>> Begin ENTRIES SHOWN

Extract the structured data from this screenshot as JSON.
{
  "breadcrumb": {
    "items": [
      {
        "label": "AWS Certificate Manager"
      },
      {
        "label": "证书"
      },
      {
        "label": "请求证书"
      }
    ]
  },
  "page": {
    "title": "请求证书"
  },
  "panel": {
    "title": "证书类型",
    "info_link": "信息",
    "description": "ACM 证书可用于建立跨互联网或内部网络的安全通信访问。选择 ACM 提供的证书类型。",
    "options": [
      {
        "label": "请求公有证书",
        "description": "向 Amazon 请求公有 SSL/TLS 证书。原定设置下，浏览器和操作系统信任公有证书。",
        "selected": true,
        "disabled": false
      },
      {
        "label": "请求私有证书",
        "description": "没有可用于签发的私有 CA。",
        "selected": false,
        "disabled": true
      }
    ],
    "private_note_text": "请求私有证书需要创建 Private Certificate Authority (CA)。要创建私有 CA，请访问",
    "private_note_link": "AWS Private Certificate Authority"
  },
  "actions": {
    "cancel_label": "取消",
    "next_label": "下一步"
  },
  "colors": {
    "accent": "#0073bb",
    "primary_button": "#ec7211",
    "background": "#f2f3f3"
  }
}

>> End ENTRIES SHOWN

WHAT IS REQUIRED — Each entry is to be returned in full, character for character.

TASK ANSWER —
Extract the structured data from this screenshot as JSON.
{
  "breadcrumb": {
    "items": [
      {
        "label": "AWS Certificate Manager"
      },
      {
        "label": "证书"
      },
      {
        "label": "请求证书"
      }
    ]
  },
  "page": {
    "title": "请求证书"
  },
  "panel": {
    "title": "证书类型",
    "info_link": "信息",
    "description": "ACM 证书可用于建立跨互联网或内部网络的安全通信访问。选择 ACM 提供的证书类型。",
    "options": [
      {
        "label": "请求公有证书",
        "description": "向 Amazon 请求公有 SSL/TLS 证书。原定设置下，浏览器和操作系统信任公有证书。",
        "selected": true,
        "disabled": false
      },
      {
        "label": "请求私有证书",
        "description": "没有可用于签发的私有 CA。",
        "selected": false,
        "disabled": true
      }
    ],
    "private_note_text": "请求私有证书需要创建 Private Certificate Authority (CA)。要创建私有 CA，请访问",
    "private_note_link": "AWS Private Certificate Authority"
  },
  "actions": {
    "cancel_label": "取消",
    "next_label": "下一步"
  },
  "colors": {
    "accent": "#0073bb",
    "primary_button": "#ec7211",
    "background": "#f2f3f3"
  }
}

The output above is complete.